■ **Work order**
Whenever a line in the data holds the string "Disabling", copy that line.

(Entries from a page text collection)
——————————

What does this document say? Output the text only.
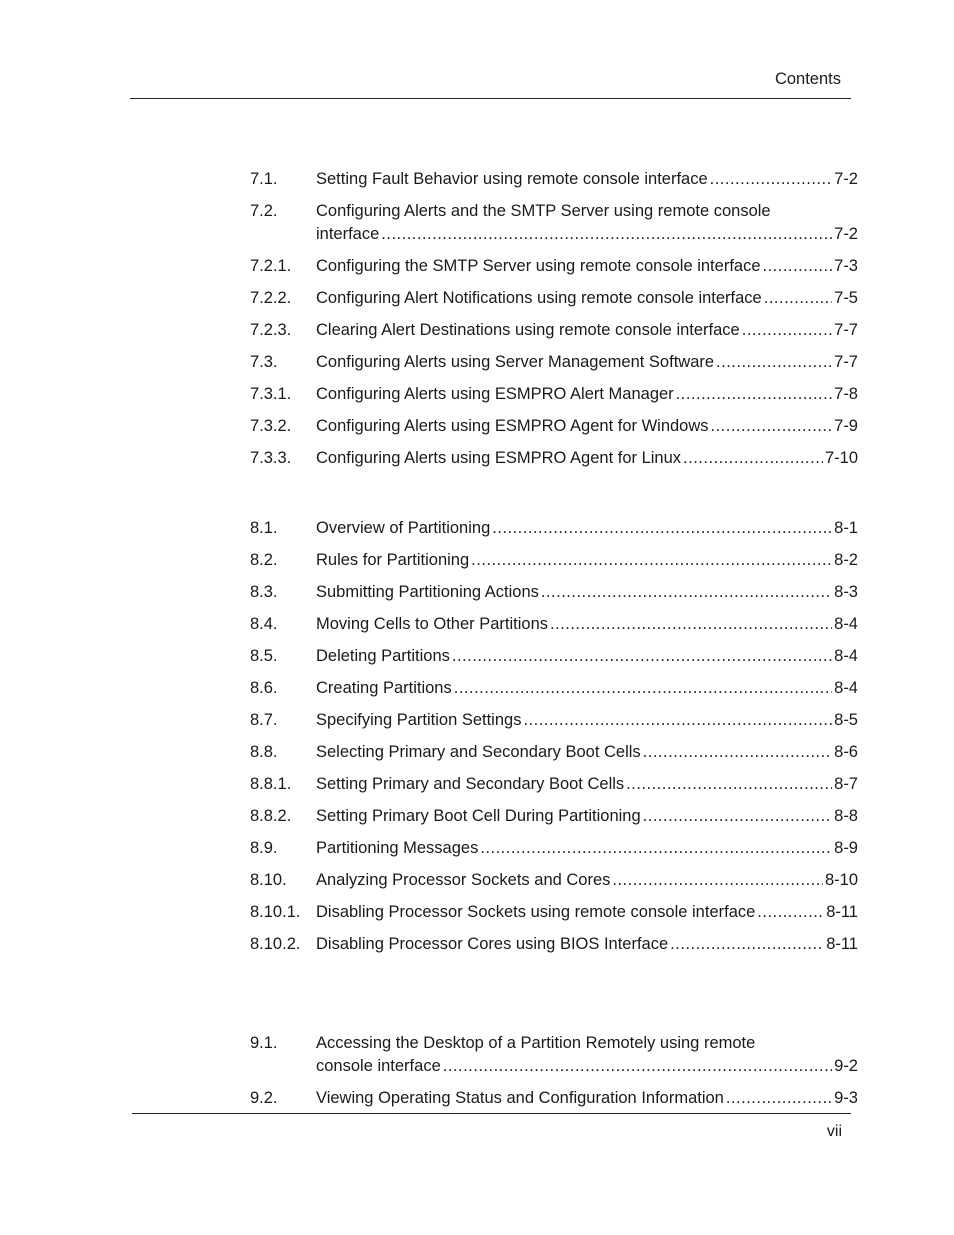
Contents
7.1.	Setting Fault Behavior using remote console interface .....	7-2
7.2.	Configuring Alerts and the SMTP Server using remote console
interface .....	7-2
7.2.1.	Configuring the SMTP Server using remote console interface .....	7-3
7.2.2.	Configuring Alert Notifications using remote console interface .....	7-5
7.2.3.	Clearing Alert Destinations using remote console interface .....	7-7
7.3.	Configuring Alerts using Server Management Software .....	7-7
7.3.1.	Configuring Alerts using ESMPRO Alert Manager .....	7-8
7.3.2.	Configuring Alerts using ESMPRO Agent for Windows .....	7-9
7.3.3.	Configuring Alerts using ESMPRO Agent for Linux .....	7-10
8.1.	Overview of Partitioning .....	8-1
8.2.	Rules for Partitioning .....	8-2
8.3.	Submitting Partitioning Actions .....	8-3
8.4.	Moving Cells to Other Partitions .....	8-4
8.5.	Deleting Partitions .....	8-4
8.6.	Creating Partitions .....	8-4
8.7.	Specifying Partition Settings .....	8-5
8.8.	Selecting Primary and Secondary Boot Cells .....	8-6
8.8.1.	Setting Primary and Secondary Boot Cells .....	8-7
8.8.2.	Setting Primary Boot Cell During Partitioning .....	8-8
8.9.	Partitioning Messages .....	8-9
8.10.	Analyzing Processor Sockets and Cores .....	8-10
8.10.1. Disabling Processor Sockets using remote console interface .....	8-11
8.10.2. Disabling Processor Cores using BIOS Interface .....	8-11
9.1.	Accessing the Desktop of a Partition Remotely using remote
console interface .....	9-2
9.2.	Viewing Operating Status and Configuration Information .....	9-3
vii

——————————

■ **Your response**
8.10.1. Disabling Processor Sockets using remote console interface .....	8-11
8.10.2. Disabling Processor Cores using BIOS Interface .....	8-11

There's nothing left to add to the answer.